SUPPLIED ENTRIES:
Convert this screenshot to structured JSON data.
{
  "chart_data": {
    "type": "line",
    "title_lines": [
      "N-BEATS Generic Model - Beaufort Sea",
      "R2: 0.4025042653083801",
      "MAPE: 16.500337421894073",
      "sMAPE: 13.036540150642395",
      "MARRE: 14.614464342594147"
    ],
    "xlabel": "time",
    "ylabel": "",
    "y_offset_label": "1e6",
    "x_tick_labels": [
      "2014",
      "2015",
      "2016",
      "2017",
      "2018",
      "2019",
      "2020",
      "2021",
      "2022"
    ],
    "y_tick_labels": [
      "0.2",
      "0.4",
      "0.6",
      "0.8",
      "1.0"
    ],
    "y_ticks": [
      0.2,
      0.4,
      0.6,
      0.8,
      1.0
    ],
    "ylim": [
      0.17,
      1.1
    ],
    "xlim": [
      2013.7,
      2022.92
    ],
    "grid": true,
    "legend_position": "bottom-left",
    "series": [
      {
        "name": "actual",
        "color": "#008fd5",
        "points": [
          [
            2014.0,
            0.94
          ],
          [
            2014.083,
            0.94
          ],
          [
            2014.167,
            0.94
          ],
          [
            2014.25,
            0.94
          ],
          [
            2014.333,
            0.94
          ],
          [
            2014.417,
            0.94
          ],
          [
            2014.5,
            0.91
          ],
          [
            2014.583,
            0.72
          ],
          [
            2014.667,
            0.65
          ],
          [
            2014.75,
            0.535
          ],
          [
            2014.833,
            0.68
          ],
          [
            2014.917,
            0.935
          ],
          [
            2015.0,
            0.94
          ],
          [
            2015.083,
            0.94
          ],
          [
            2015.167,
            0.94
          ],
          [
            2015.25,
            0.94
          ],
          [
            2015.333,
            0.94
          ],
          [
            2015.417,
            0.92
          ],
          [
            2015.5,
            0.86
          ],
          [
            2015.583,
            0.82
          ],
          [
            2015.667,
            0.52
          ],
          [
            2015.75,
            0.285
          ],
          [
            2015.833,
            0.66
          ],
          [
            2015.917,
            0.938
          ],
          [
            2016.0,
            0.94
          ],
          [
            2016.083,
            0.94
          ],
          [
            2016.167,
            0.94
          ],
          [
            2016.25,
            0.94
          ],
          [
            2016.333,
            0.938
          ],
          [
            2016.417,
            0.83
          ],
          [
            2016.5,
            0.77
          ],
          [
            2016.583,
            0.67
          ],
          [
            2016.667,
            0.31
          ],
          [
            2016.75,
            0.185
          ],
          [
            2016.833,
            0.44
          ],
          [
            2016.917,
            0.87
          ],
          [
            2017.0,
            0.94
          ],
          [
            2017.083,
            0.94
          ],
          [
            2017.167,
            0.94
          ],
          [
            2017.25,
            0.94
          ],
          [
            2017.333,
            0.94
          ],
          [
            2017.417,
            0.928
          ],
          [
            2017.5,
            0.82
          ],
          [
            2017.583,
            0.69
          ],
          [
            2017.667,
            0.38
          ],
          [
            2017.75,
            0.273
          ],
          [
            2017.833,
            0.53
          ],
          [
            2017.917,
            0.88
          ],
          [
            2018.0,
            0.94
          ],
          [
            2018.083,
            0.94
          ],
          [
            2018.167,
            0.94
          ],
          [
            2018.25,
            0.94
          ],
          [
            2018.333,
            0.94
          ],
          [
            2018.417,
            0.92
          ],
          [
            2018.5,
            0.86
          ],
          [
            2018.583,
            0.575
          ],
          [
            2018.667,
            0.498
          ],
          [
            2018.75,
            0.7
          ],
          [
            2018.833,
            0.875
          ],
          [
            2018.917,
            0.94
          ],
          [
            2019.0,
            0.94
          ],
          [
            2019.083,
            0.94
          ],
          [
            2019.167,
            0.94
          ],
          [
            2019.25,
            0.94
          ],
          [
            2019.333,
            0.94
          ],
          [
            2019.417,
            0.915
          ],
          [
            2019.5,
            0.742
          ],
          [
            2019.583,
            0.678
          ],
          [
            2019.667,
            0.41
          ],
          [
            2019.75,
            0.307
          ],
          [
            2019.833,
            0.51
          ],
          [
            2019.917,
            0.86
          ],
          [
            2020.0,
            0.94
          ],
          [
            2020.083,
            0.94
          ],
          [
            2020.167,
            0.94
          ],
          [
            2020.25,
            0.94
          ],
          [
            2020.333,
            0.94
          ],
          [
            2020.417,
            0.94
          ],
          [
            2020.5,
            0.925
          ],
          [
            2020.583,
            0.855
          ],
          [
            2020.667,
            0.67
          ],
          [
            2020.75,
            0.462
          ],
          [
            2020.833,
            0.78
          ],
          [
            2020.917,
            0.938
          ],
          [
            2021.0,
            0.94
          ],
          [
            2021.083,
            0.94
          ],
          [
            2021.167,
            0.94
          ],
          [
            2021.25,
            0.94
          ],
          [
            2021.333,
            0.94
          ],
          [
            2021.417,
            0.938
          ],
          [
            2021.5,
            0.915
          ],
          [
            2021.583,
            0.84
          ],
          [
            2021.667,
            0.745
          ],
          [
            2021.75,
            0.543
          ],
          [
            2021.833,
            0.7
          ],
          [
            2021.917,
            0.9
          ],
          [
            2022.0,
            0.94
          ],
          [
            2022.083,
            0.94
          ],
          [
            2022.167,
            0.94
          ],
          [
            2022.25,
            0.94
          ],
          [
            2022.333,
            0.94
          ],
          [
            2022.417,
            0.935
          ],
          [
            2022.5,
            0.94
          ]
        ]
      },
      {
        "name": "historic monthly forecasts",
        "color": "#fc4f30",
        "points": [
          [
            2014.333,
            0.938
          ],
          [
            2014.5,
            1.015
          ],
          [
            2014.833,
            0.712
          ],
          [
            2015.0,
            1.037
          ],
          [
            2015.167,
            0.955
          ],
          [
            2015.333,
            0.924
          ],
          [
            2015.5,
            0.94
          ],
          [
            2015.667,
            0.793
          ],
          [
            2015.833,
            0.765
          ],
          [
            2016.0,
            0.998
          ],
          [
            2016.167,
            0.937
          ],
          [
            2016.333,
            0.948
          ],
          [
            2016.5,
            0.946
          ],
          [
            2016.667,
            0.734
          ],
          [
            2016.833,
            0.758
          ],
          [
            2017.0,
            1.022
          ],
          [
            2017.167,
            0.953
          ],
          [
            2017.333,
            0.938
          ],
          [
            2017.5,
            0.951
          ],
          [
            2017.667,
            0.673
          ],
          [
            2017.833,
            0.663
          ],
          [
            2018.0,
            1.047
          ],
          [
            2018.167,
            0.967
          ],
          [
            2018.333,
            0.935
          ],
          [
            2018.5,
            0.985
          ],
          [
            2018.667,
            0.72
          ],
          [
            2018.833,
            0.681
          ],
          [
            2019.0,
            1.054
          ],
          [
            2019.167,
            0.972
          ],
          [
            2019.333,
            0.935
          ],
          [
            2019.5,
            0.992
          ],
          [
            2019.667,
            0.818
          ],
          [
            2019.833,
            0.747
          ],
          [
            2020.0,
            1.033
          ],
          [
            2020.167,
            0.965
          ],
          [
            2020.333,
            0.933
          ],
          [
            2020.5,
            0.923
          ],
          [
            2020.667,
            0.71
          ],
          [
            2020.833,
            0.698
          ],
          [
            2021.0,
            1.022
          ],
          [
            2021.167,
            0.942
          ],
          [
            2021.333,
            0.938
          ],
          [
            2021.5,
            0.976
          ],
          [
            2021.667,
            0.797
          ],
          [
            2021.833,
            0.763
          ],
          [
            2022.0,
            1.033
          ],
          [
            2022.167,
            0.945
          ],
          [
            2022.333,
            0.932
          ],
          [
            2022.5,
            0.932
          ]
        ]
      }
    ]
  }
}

TASK TO COMPLETE:
Copy every line of the material, please, keeping it exactly the same.

TASK ANSWER:
Convert this screenshot to structured JSON data.
{
  "chart_data": {
    "type": "line",
    "title_lines": [
      "N-BEATS Generic Model - Beaufort Sea",
      "R2: 0.4025042653083801",
      "MAPE: 16.500337421894073",
      "sMAPE: 13.036540150642395",
      "MARRE: 14.614464342594147"
    ],
    "xlabel": "time",
    "ylabel": "",
    "y_offset_label": "1e6",
    "x_tick_labels": [
      "2014",
      "2015",
      "2016",
      "2017",
      "2018",
      "2019",
      "2020",
      "2021",
      "2022"
    ],
    "y_tick_labels": [
      "0.2",
      "0.4",
      "0.6",
      "0.8",
      "1.0"
    ],
    "y_ticks": [
      0.2,
      0.4,
      0.6,
      0.8,
      1.0
    ],
    "ylim": [
      0.17,
      1.1
    ],
    "xlim": [
      2013.7,
      2022.92
    ],
    "grid": true,
    "legend_position": "bottom-left",
    "series": [
      {
        "name": "actual",
        "color": "#008fd5",
        "points": [
          [
            2014.0,
            0.94
          ],
          [
            2014.083,
            0.94
          ],
          [
            2014.167,
            0.94
          ],
          [
            2014.25,
            0.94
          ],
          [
            2014.333,
            0.94
          ],
          [
            2014.417,
            0.94
          ],
          [
            2014.5,
            0.91
          ],
          [
            2014.583,
            0.72
          ],
          [
            2014.667,
            0.65
          ],
          [
            2014.75,
            0.535
          ],
          [
            2014.833,
            0.68
          ],
          [
            2014.917,
            0.935
          ],
          [
            2015.0,
            0.94
          ],
          [
            2015.083,
            0.94
          ],
          [
            2015.167,
            0.94
          ],
          [
            2015.25,
            0.94
          ],
          [
            2015.333,
            0.94
          ],
          [
            2015.417,
            0.92
          ],
          [
            2015.5,
            0.86
          ],
          [
            2015.583,
            0.82
          ],
          [
            2015.667,
            0.52
          ],
          [
            2015.75,
            0.285
          ],
          [
            2015.833,
            0.66
          ],
          [
            2015.917,
            0.938
          ],
          [
            2016.0,
            0.94
          ],
          [
            2016.083,
            0.94
          ],
          [
            2016.167,
            0.94
          ],
          [
            2016.25,
            0.94
          ],
          [
            2016.333,
            0.938
          ],
          [
            2016.417,
            0.83
          ],
          [
            2016.5,
            0.77
          ],
          [
            2016.583,
            0.67
          ],
          [
            2016.667,
            0.31
          ],
          [
            2016.75,
            0.185
          ],
          [
            2016.833,
            0.44
          ],
          [
            2016.917,
            0.87
          ],
          [
            2017.0,
            0.94
          ],
          [
            2017.083,
            0.94
          ],
          [
            2017.167,
            0.94
          ],
          [
            2017.25,
            0.94
          ],
          [
            2017.333,
            0.94
          ],
          [
            2017.417,
            0.928
          ],
          [
            2017.5,
            0.82
          ],
          [
            2017.583,
            0.69
          ],
          [
            2017.667,
            0.38
          ],
          [
            2017.75,
            0.273
          ],
          [
            2017.833,
            0.53
          ],
          [
            2017.917,
            0.88
          ],
          [
            2018.0,
            0.94
          ],
          [
            2018.083,
            0.94
          ],
          [
            2018.167,
            0.94
          ],
          [
            2018.25,
            0.94
          ],
          [
            2018.333,
            0.94
          ],
          [
            2018.417,
            0.92
          ],
          [
            2018.5,
            0.86
          ],
          [
            2018.583,
            0.575
          ],
          [
            2018.667,
            0.498
          ],
          [
            2018.75,
            0.7
          ],
          [
            2018.833,
            0.875
          ],
          [
            2018.917,
            0.94
          ],
          [
            2019.0,
            0.94
          ],
          [
            2019.083,
            0.94
          ],
          [
            2019.167,
            0.94
          ],
          [
            2019.25,
            0.94
          ],
          [
            2019.333,
            0.94
          ],
          [
            2019.417,
            0.915
          ],
          [
            2019.5,
            0.742
          ],
          [
            2019.583,
            0.678
          ],
          [
            2019.667,
            0.41
          ],
          [
            2019.75,
            0.307
          ],
          [
            2019.833,
            0.51
          ],
          [
            2019.917,
            0.86
          ],
          [
            2020.0,
            0.94
          ],
          [
            2020.083,
            0.94
          ],
          [
            2020.167,
            0.94
          ],
          [
            2020.25,
            0.94
          ],
          [
            2020.333,
            0.94
          ],
          [
            2020.417,
            0.94
          ],
          [
            2020.5,
            0.925
          ],
          [
            2020.583,
            0.855
          ],
          [
            2020.667,
            0.67
          ],
          [
            2020.75,
            0.462
          ],
          [
            2020.833,
            0.78
          ],
          [
            2020.917,
            0.938
          ],
          [
            2021.0,
            0.94
          ],
          [
            2021.083,
            0.94
          ],
          [
            2021.167,
            0.94
          ],
          [
            2021.25,
            0.94
          ],
          [
            2021.333,
            0.94
          ],
          [
            2021.417,
            0.938
          ],
          [
            2021.5,
            0.915
          ],
          [
            2021.583,
            0.84
          ],
          [
            2021.667,
            0.745
          ],
          [
            2021.75,
            0.543
          ],
          [
            2021.833,
            0.7
          ],
          [
            2021.917,
            0.9
          ],
          [
            2022.0,
            0.94
          ],
          [
            2022.083,
            0.94
          ],
          [
            2022.167,
            0.94
          ],
          [
            2022.25,
            0.94
          ],
          [
            2022.333,
            0.94
          ],
          [
            2022.417,
            0.935
          ],
          [
            2022.5,
            0.94
          ]
        ]
      },
      {
        "name": "historic monthly forecasts",
        "color": "#fc4f30",
        "points": [
          [
            2014.333,
            0.938
          ],
          [
            2014.5,
            1.015
          ],
          [
            2014.833,
            0.712
          ],
          [
            2015.0,
            1.037
          ],
          [
            2015.167,
            0.955
          ],
          [
            2015.333,
            0.924
          ],
          [
            2015.5,
            0.94
          ],
          [
            2015.667,
            0.793
          ],
          [
            2015.833,
            0.765
          ],
          [
            2016.0,
            0.998
          ],
          [
            2016.167,
            0.937
          ],
          [
            2016.333,
            0.948
          ],
          [
            2016.5,
            0.946
          ],
          [
            2016.667,
            0.734
          ],
          [
            2016.833,
            0.758
          ],
          [
            2017.0,
            1.022
          ],
          [
            2017.167,
            0.953
          ],
          [
            2017.333,
            0.938
          ],
          [
            2017.5,
            0.951
          ],
          [
            2017.667,
            0.673
          ],
          [
            2017.833,
            0.663
          ],
          [
            2018.0,
            1.047
          ],
          [
            2018.167,
            0.967
          ],
          [
            2018.333,
            0.935
          ],
          [
            2018.5,
            0.985
          ],
          [
            2018.667,
            0.72
          ],
          [
            2018.833,
            0.681
          ],
          [
            2019.0,
            1.054
          ],
          [
            2019.167,
            0.972
          ],
          [
            2019.333,
            0.935
          ],
          [
            2019.5,
            0.992
          ],
          [
            2019.667,
            0.818
          ],
          [
            2019.833,
            0.747
          ],
          [
            2020.0,
            1.033
          ],
          [
            2020.167,
            0.965
          ],
          [
            2020.333,
            0.933
          ],
          [
            2020.5,
            0.923
          ],
          [
            2020.667,
            0.71
          ],
          [
            2020.833,
            0.698
          ],
          [
            2021.0,
            1.022
          ],
          [
            2021.167,
            0.942
          ],
          [
            2021.333,
            0.938
          ],
          [
            2021.5,
            0.976
          ],
          [
            2021.667,
            0.797
          ],
          [
            2021.833,
            0.763
          ],
          [
            2022.0,
            1.033
          ],
          [
            2022.167,
            0.945
          ],
          [
            2022.333,
            0.932
          ],
          [
            2022.5,
            0.932
          ]
        ]
      }
    ]
  }
}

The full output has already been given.